## WHAT YOU ARE ASKED TO DO
Go over the listing below line by line and tally those containing "http". Give only the tally.

## INFORMATION PROVIDED
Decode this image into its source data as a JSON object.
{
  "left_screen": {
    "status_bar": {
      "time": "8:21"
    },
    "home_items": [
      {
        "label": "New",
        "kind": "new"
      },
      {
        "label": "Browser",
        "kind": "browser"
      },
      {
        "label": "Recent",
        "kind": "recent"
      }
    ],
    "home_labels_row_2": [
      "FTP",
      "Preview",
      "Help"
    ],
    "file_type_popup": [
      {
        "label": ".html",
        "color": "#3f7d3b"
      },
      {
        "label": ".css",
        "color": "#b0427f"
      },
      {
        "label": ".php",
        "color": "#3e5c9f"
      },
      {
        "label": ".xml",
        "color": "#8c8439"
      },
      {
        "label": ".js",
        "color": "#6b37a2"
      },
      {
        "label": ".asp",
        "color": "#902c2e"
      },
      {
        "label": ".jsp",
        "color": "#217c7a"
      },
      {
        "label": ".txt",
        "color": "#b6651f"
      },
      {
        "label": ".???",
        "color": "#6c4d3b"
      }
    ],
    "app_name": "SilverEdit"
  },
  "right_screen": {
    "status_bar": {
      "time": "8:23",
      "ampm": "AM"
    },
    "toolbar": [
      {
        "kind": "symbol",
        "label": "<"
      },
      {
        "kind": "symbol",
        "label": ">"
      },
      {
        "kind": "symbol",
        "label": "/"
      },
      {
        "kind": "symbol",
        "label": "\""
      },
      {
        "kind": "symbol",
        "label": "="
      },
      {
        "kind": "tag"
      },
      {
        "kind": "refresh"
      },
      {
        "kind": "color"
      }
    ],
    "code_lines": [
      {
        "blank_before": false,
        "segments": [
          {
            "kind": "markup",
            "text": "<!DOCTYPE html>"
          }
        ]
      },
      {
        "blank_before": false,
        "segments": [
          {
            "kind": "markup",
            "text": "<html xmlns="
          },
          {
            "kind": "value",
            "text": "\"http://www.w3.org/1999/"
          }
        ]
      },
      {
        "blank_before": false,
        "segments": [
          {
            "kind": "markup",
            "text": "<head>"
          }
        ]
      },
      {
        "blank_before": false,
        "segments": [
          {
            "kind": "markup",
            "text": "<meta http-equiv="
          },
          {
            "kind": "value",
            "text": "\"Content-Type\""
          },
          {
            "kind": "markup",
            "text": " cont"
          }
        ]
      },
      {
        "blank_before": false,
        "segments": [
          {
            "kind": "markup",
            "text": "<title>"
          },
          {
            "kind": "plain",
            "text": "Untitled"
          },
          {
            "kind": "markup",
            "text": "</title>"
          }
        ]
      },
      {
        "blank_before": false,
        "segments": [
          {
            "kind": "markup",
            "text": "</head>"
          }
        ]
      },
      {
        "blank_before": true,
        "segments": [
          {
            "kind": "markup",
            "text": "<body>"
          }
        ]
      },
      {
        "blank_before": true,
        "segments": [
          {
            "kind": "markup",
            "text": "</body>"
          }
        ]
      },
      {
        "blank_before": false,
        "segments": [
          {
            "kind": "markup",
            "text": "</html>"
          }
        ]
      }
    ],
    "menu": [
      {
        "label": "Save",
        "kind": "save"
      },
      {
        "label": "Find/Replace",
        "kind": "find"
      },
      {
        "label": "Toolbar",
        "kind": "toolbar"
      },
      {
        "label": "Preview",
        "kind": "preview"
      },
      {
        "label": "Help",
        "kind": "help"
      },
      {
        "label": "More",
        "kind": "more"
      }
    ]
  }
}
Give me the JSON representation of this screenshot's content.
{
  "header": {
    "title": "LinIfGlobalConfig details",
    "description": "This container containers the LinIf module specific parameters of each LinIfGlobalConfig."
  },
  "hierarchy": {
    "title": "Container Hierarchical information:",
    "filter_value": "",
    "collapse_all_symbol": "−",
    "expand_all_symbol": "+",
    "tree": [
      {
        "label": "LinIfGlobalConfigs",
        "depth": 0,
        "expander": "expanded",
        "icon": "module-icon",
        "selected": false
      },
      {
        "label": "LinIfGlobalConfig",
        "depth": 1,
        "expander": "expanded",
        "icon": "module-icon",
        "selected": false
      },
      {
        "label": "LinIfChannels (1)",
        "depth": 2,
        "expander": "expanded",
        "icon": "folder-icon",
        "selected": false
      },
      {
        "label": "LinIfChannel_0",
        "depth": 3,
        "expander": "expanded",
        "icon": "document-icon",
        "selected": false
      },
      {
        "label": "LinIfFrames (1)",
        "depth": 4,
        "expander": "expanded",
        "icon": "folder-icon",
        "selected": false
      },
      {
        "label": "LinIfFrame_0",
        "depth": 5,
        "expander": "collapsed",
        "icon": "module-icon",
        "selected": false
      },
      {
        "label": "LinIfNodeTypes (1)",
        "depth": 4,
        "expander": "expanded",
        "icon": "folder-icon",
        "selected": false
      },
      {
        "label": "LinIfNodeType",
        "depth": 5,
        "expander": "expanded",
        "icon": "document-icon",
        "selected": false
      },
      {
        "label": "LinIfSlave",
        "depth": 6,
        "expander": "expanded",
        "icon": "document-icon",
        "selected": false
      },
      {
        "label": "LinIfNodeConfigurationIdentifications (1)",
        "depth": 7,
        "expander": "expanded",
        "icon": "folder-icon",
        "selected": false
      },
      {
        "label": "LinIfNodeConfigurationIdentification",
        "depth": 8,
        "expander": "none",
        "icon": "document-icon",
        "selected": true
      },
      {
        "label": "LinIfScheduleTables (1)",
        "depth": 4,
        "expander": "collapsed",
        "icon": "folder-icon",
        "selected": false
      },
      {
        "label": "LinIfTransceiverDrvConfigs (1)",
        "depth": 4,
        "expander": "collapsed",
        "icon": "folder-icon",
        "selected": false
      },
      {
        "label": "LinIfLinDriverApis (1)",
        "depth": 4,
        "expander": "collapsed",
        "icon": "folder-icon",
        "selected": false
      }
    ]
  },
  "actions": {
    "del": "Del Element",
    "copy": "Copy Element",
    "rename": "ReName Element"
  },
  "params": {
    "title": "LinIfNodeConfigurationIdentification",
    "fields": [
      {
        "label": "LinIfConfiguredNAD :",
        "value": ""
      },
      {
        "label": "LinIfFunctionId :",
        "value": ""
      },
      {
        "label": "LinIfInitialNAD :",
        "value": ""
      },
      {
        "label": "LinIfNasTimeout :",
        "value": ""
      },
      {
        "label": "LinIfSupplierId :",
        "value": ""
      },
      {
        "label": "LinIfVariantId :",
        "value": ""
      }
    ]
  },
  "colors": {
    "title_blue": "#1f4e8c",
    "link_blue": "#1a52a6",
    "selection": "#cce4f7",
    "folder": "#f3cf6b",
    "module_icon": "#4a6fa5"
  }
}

## RESULT OF THIS TASK
2